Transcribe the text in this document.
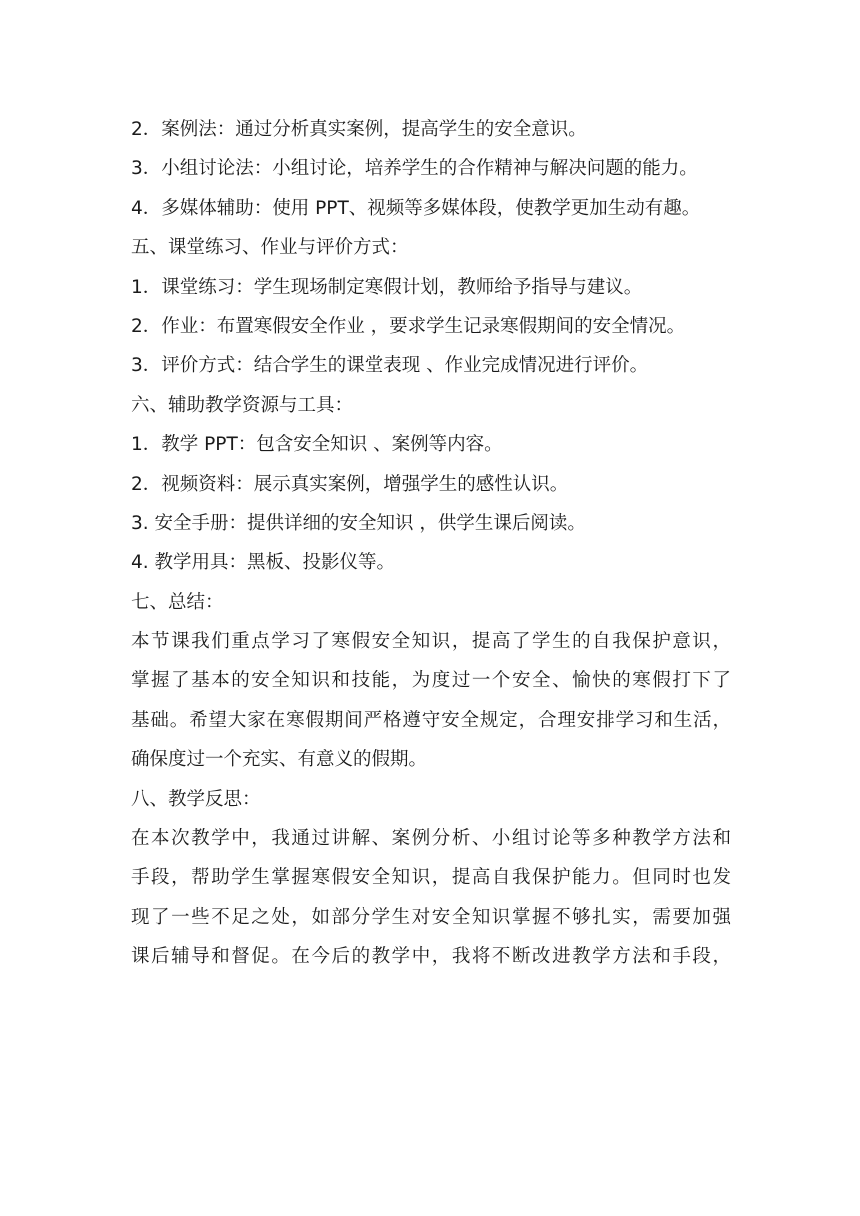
2．案例法：通过分析真实案例，提高学生的安全意识。

3．小组讨论法：小组讨论，培养学生的合作精神与解决问题的能力。

4．多媒体辅助：使用 PPT、视频等多媒体段，使教学更加生动有趣。

五、课堂练习、作业与评价方式：

1．课堂练习：学生现场制定寒假计划，教师给予指导与建议。

2．作业：布置寒假安全作业 ，要求学生记录寒假期间的安全情况。

3．评价方式：结合学生的课堂表现 、作业完成情况进行评价。

六、辅助教学资源与工具：

1．教学 PPT：包含安全知识 、案例等内容。

2．视频资料：展示真实案例，增强学生的感性认识。

3. 安全手册：提供详细的安全知识 ，供学生课后阅读。

4. 教学用具：黑板、投影仪等。

七、总结：

本节课我们重点学习了寒假安全知识，提高了学生的自我保护意识，

掌握了基本的安全知识和技能，为度过一个安全、愉快的寒假打下了

基础。希望大家在寒假期间严格遵守安全规定，合理安排学习和生活，

确保度过一个充实、有意义的假期。

八、教学反思：

在本次教学中，我通过讲解、案例分析、小组讨论等多种教学方法和

手段，帮助学生掌握寒假安全知识，提高自我保护能力。但同时也发

现了一些不足之处，如部分学生对安全知识掌握不够扎实，需要加强

课后辅导和督促。在今后的教学中，我将不断改进教学方法和手段，
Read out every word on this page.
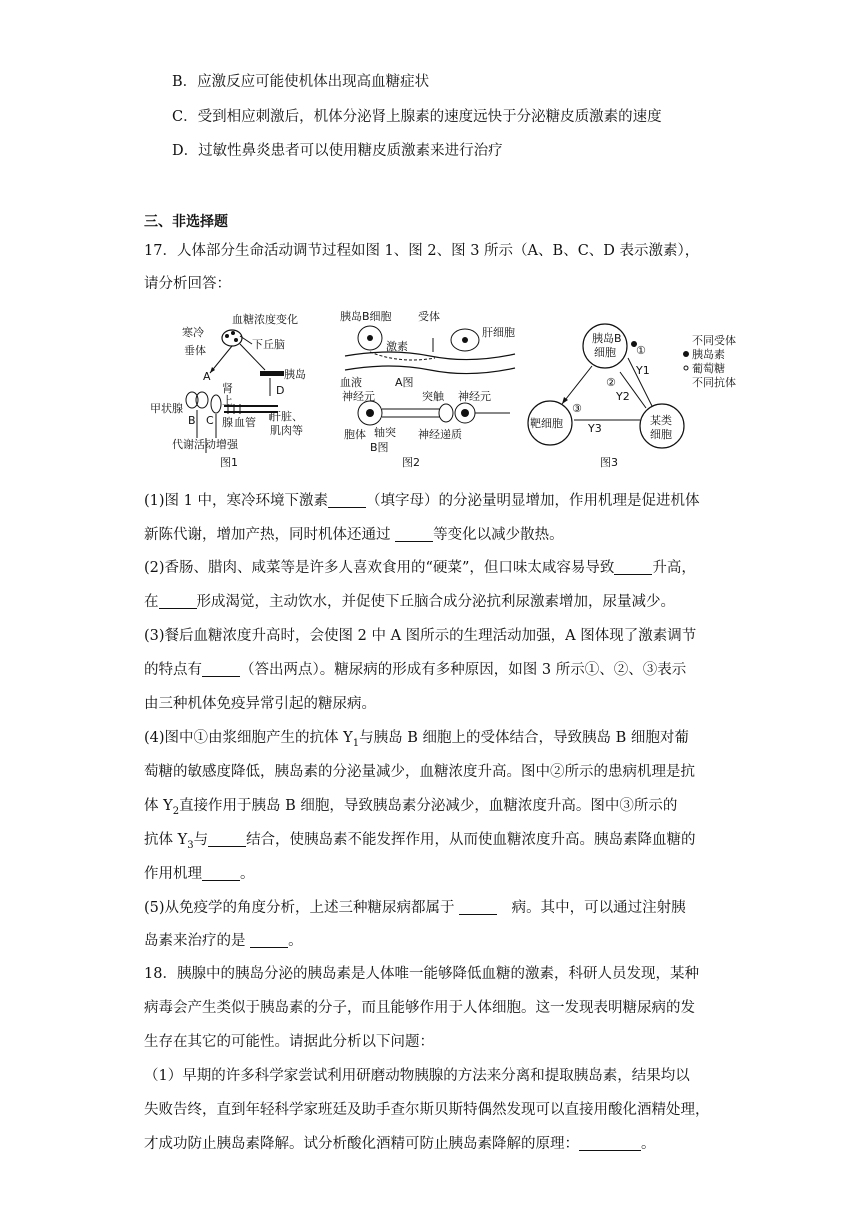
B．应激反应可能使机体出现高血糖症状
C．受到相应刺激后，机体分泌肾上腺素的速度远快于分泌糖皮质激素的速度
D．过敏性鼻炎患者可以使用糖皮质激素来进行治疗
三、非选择题
17．人体部分生命活动调节过程如图 1、图 2、图 3 所示（A、B、C、D 表示激素），
请分析回答：
血糖浓度变化
寒冷
垂体	下丘脑
A	胰岛
D
甲状腺
B C
肾
上
腺 血管 肝脏、
肌肉等
代谢活动增强
图1
胰岛B细胞 受体
肝细胞
激素
血液	A图
神经元	突触 神经元
胞体 轴突 神经递质
B图
图2
胰岛B
细胞 ①
②
③
Y1
Y2
Y3
靶细胞	某类
细胞
不同受体
胰岛素
葡萄糖
不同抗体
图3
(1)图 1 中，寒冷环境下激素	（填字母）的分泌量明显增加，作用机理是促进机体
新陈代谢，增加产热，同时机体还通过	等变化以减少散热。
(2)香肠、腊肉、咸菜等是许多人喜欢食用的“硬菜”，但口味太咸容易导致	升高，
在	形成渴觉，主动饮水，并促使下丘脑合成分泌抗利尿激素增加，尿量减少。
(3)餐后血糖浓度升高时，会使图 2 中 A 图所示的生理活动加强，A 图体现了激素调节
的特点有	（答出两点）。糖尿病的形成有多种原因，如图 3 所示①、②、③表示
由三种机体免疫异常引起的糖尿病。
(4)图中①由浆细胞产生的抗体 $Y_1$与胰岛 B 细胞上的受体结合，导致胰岛 B 细胞对葡
萄糖的敏感度降低，胰岛素的分泌量减少，血糖浓度升高。图中②所示的患病机理是抗
体 $Y_2$直接作用于胰岛 B 细胞，导致胰岛素分泌减少，血糖浓度升高。图中③所示的
抗体 $Y_3$与	结合，使胰岛素不能发挥作用，从而使血糖浓度升高。胰岛素降血糖的
作用机理	。
(5)从免疫学的角度分析，上述三种糖尿病都属于	　病。其中，可以通过注射胰
岛素来治疗的是	。
18．胰腺中的胰岛分泌的胰岛素是人体唯一能够降低血糖的激素，科研人员发现，某种
病毒会产生类似于胰岛素的分子，而且能够作用于人体细胞。这一发现表明糖尿病的发
生存在其它的可能性。请据此分析以下问题：
（1）早期的许多科学家尝试利用研磨动物胰腺的方法来分离和提取胰岛素，结果均以
失败告终，直到年轻科学家班廷及助手查尔斯贝斯特偶然发现可以直接用酸化酒精处理，
才成功防止胰岛素降解。试分析酸化酒精可防止胰岛素降解的原理：	。
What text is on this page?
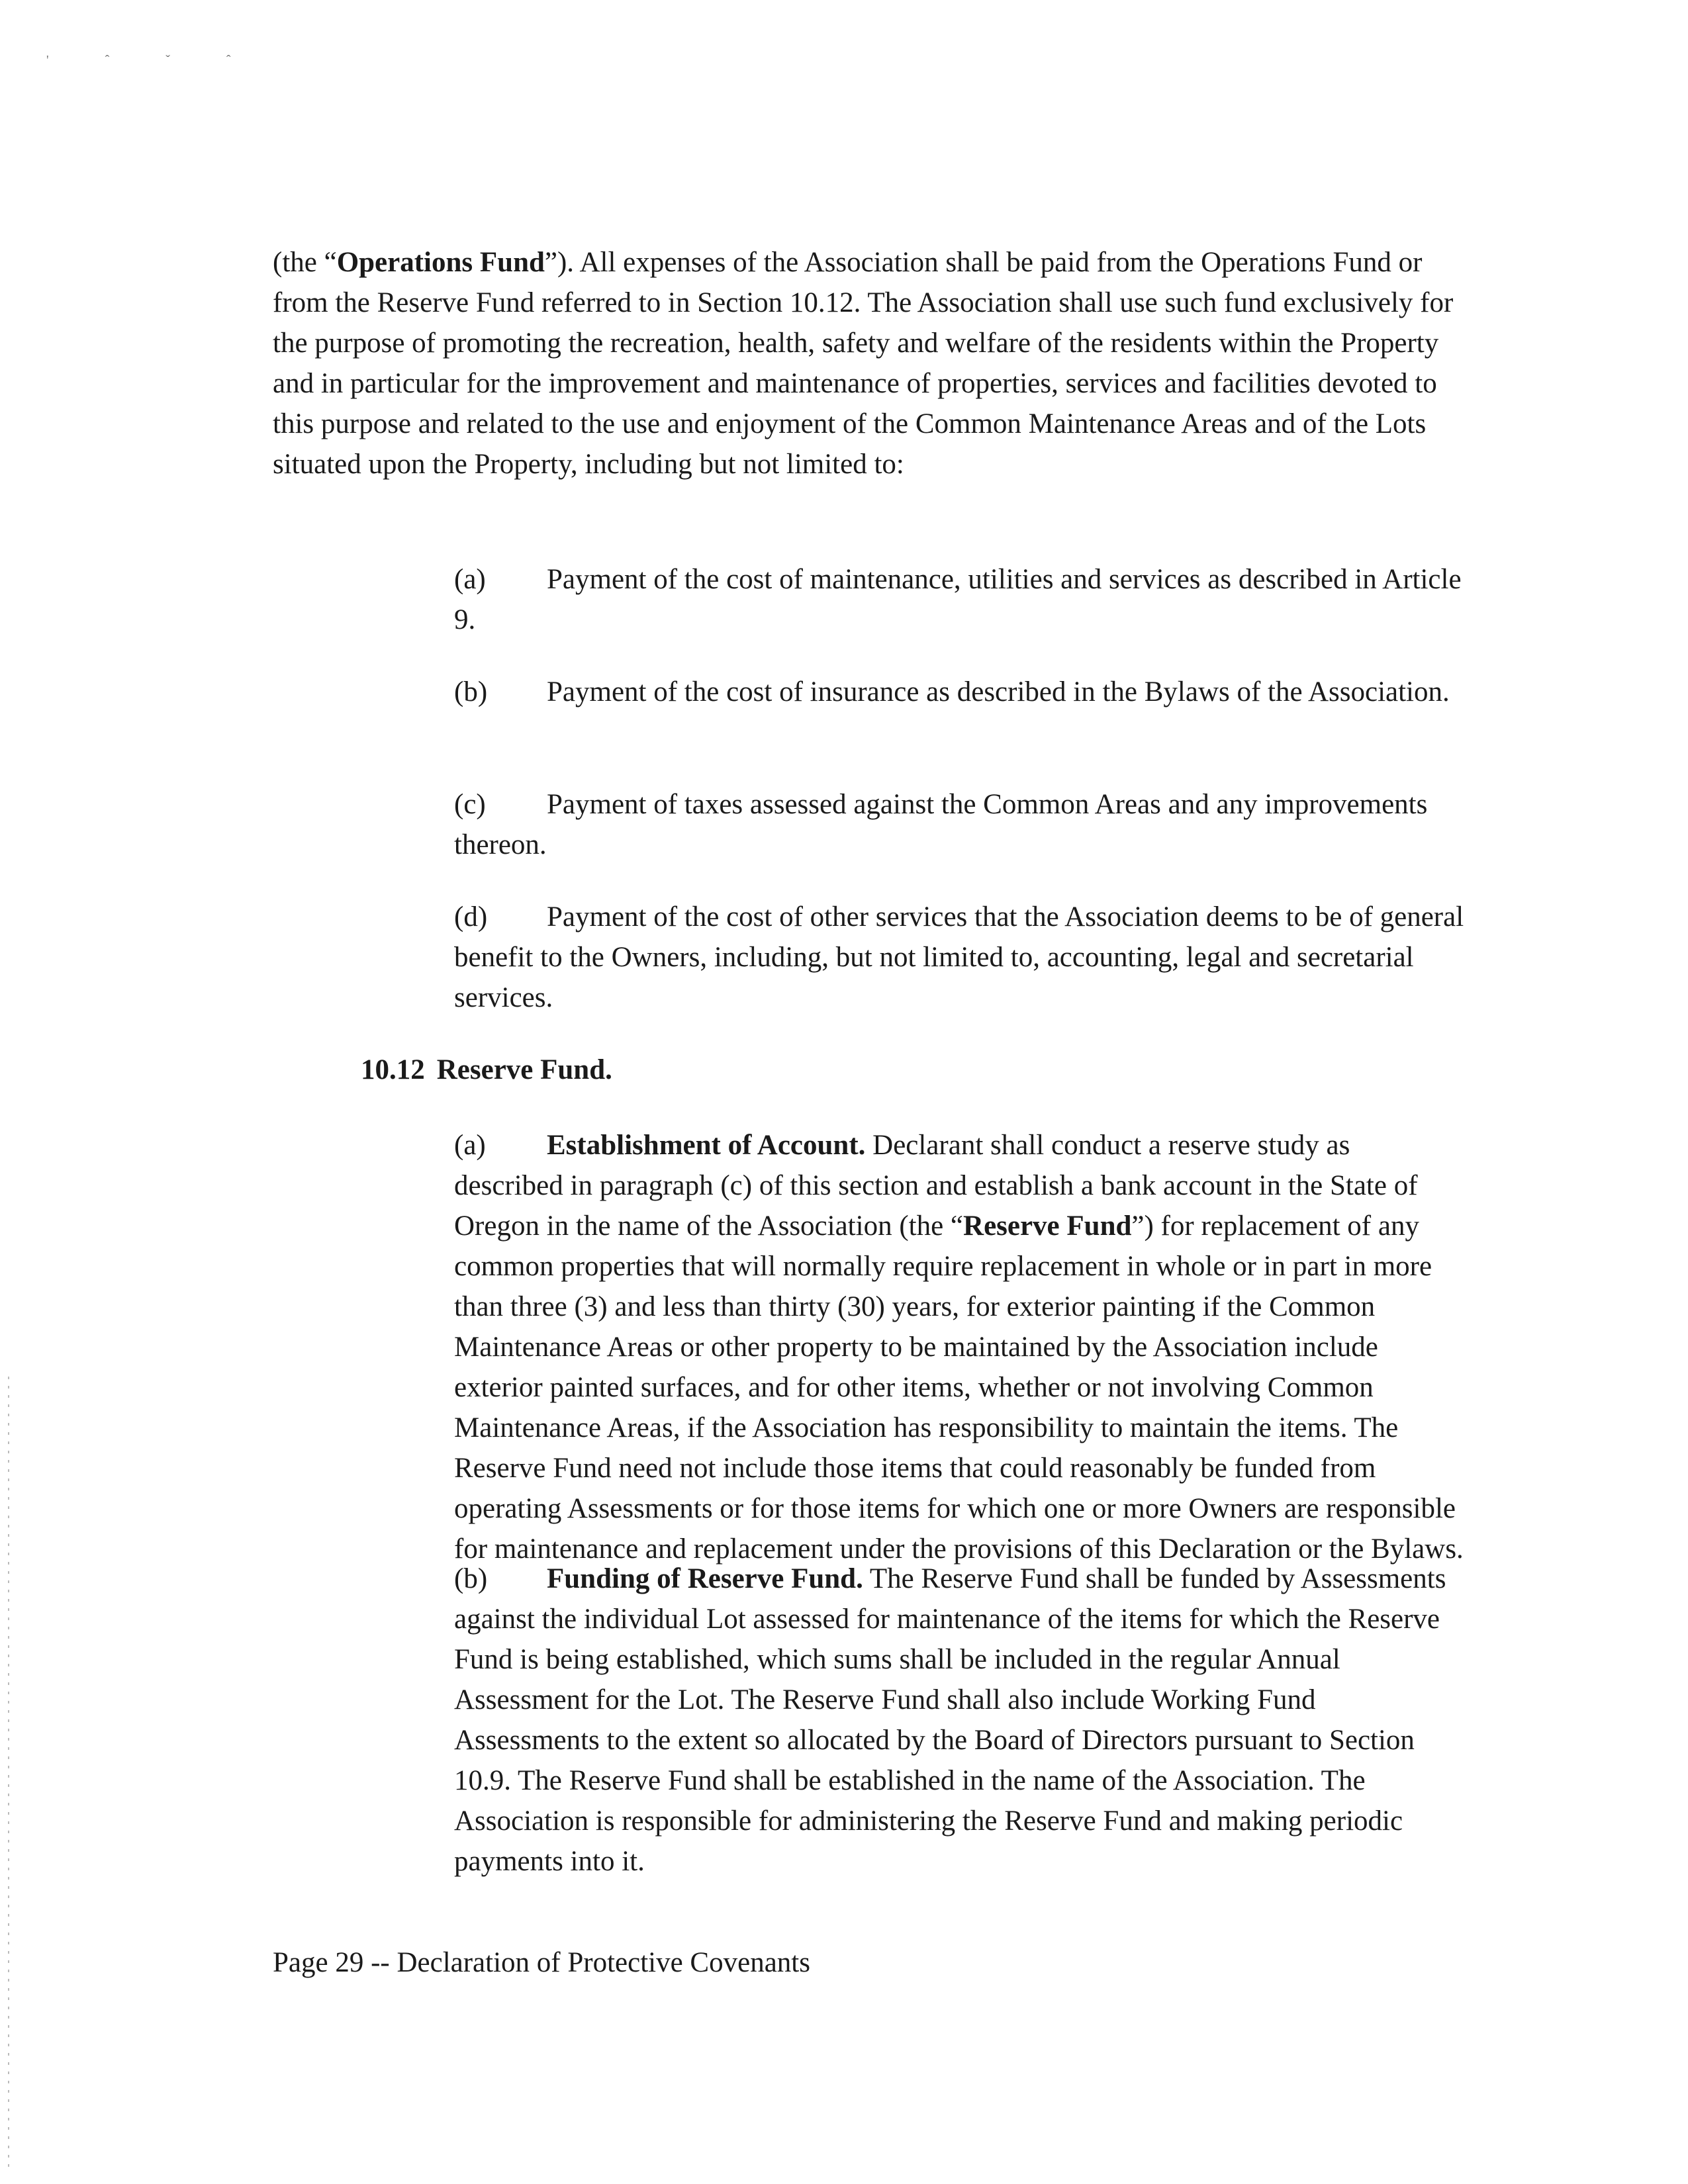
' ˆ ˇ ˆ

(the “Operations Fund”). All expenses of the Association shall be paid from the Operations Fund or from the Reserve Fund referred to in Section 10.12. The Association shall use such fund exclusively for the purpose of promoting the recreation, health, safety and welfare of the residents within the Property and in particular for the improvement and maintenance of properties, services and facilities devoted to this purpose and related to the use and enjoyment of the Common Maintenance Areas and of the Lots situated upon the Property, including but not limited to:

(a) Payment of the cost of maintenance, utilities and services as described in Article 9.

(b) Payment of the cost of insurance as described in the Bylaws of the Association.

(c) Payment of taxes assessed against the Common Areas and any improvements thereon.

(d) Payment of the cost of other services that the Association deems to be of general benefit to the Owners, including, but not limited to, accounting, legal and secretarial services.

10.12 Reserve Fund.

(a) Establishment of Account. Declarant shall conduct a reserve study as described in paragraph (c) of this section and establish a bank account in the State of Oregon in the name of the Association (the “Reserve Fund”) for replacement of any common properties that will normally require replacement in whole or in part in more than three (3) and less than thirty (30) years, for exterior painting if the Common Maintenance Areas or other property to be maintained by the Association include exterior painted surfaces, and for other items, whether or not involving Common Maintenance Areas, if the Association has responsibility to maintain the items. The Reserve Fund need not include those items that could reasonably be funded from operating Assessments or for those items for which one or more Owners are responsible for maintenance and replacement under the provisions of this Declaration or the Bylaws.

(b) Funding of Reserve Fund. The Reserve Fund shall be funded by Assessments against the individual Lot assessed for maintenance of the items for which the Reserve Fund is being established, which sums shall be included in the regular Annual Assessment for the Lot. The Reserve Fund shall also include Working Fund Assessments to the extent so allocated by the Board of Directors pursuant to Section 10.9. The Reserve Fund shall be established in the name of the Association. The Association is responsible for administering the Reserve Fund and making periodic payments into it.

Page 29 -- Declaration of Protective Covenants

·····

■ What the task asks ■
Return from the data every line that holds "Reserve".

■ Problem solution ■
(the “Operations Fund”). All expenses of the Association shall be paid from the Operations Fund or from the Reserve Fund referred to in Section 10.12. The Association shall use such fund exclusively for the purpose of promoting the recreation, health, safety and welfare of the residents within the Property and in particular for the improvement and maintenance of properties, services and facilities devoted to this purpose and related to the use and enjoyment of the Common Maintenance Areas and of the Lots situated upon the Property, including but not limited to:
10.12 Reserve Fund.
(a) Establishment of Account. Declarant shall conduct a reserve study as described in paragraph (c) of this section and establish a bank account in the State of Oregon in the name of the Association (the “Reserve Fund”) for replacement of any common properties that will normally require replacement in whole or in part in more than three (3) and less than thirty (30) years, for exterior painting if the Common Maintenance Areas or other property to be maintained by the Association include exterior painted surfaces, and for other items, whether or not involving Common Maintenance Areas, if the Association has responsibility to maintain the items. The Reserve Fund need not include those items that could reasonably be funded from operating Assessments or for those items for which one or more Owners are responsible for maintenance and replacement under the provisions of this Declaration or the Bylaws.
(b) Funding of Reserve Fund. The Reserve Fund shall be funded by Assessments against the individual Lot assessed for maintenance of the items for which the Reserve Fund is being established, which sums shall be included in the regular Annual Assessment for the Lot. The Reserve Fund shall also include Working Fund Assessments to the extent so allocated by the Board of Directors pursuant to Section 10.9. The Reserve Fund shall be established in the name of the Association. The Association is responsible for administering the Reserve Fund and making periodic payments into it.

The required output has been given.